■ Problem statement: Pictures should be excluded; otherwise, copy every entry exactly.

* * * * * * * * *

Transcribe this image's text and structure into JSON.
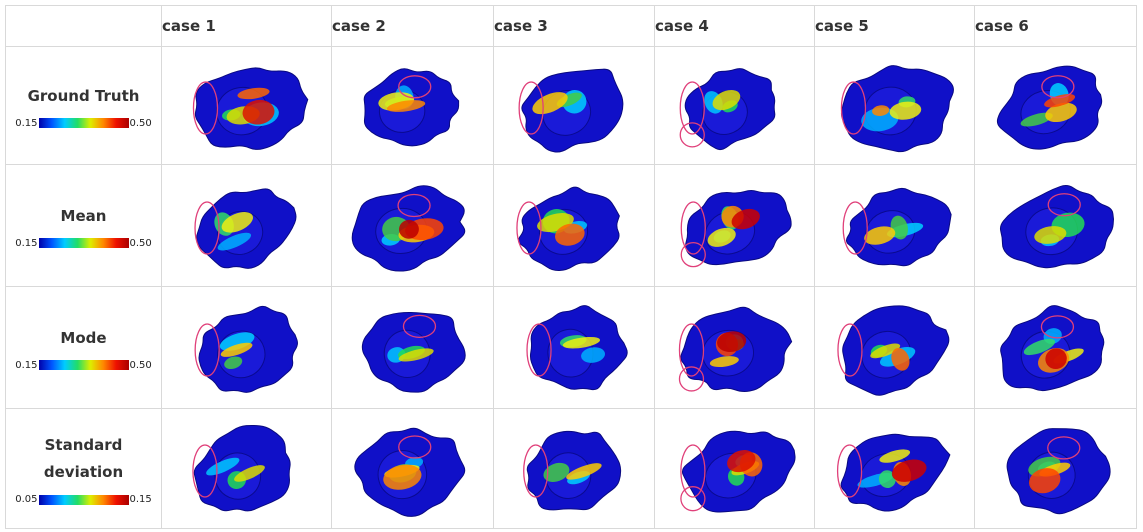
{
  "columns": [
    "case 1",
    "case 2",
    "case 3",
    "case 4",
    "case 5",
    "case 6"
  ],
  "rows": [
    {
      "label_lines": [
        "Ground Truth"
      ],
      "scale_min": "0.15",
      "scale_max": "0.50"
    },
    {
      "label_lines": [
        "Mean"
      ],
      "scale_min": "0.15",
      "scale_max": "0.50"
    },
    {
      "label_lines": [
        "Mode"
      ],
      "scale_min": "0.15",
      "scale_max": "0.50"
    },
    {
      "label_lines": [
        "Standard",
        "deviation"
      ],
      "scale_min": "0.05",
      "scale_max": "0.15"
    }
  ],
  "colors": {
    "base_blue": "#1010c8",
    "marker_outline": "#e0407a"
  }
}
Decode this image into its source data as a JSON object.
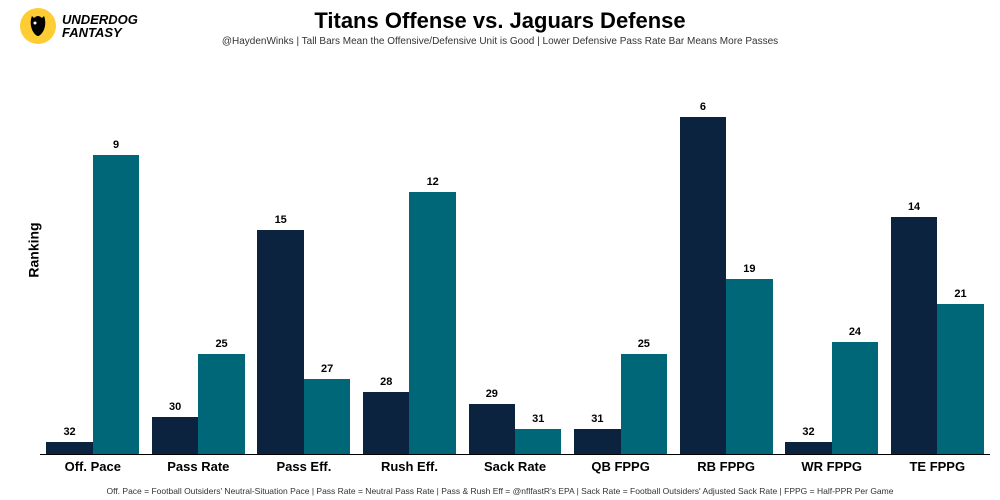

* * * * * * * * *

■ Answer to this exercise:
Transcribe this image's text and structure into JSON.
{
  "columns": [
    "case 1",
    "case 2",
    "case 3",
    "case 4",
    "case 5",
    "case 6"
  ],
  "rows": [
    {
      "label_lines": [
        "Ground Truth"
      ],
      "scale_min": "0.15",
      "scale_max": "0.50"
    },
    {
      "label_lines": [
        "Mean"
      ],
      "scale_min": "0.15",
      "scale_max": "0.50"
    },
    {
      "label_lines": [
        "Mode"
      ],
      "scale_min": "0.15",
      "scale_max": "0.50"
    },
    {
      "label_lines": [
        "Standard",
        "deviation"
      ],
      "scale_min": "0.05",
      "scale_max": "0.15"
    }
  ],
  "colors": {
    "base_blue": "#1010c8",
    "marker_outline": "#e0407a"
  }
}
Decode this image into its source data as a JSON object.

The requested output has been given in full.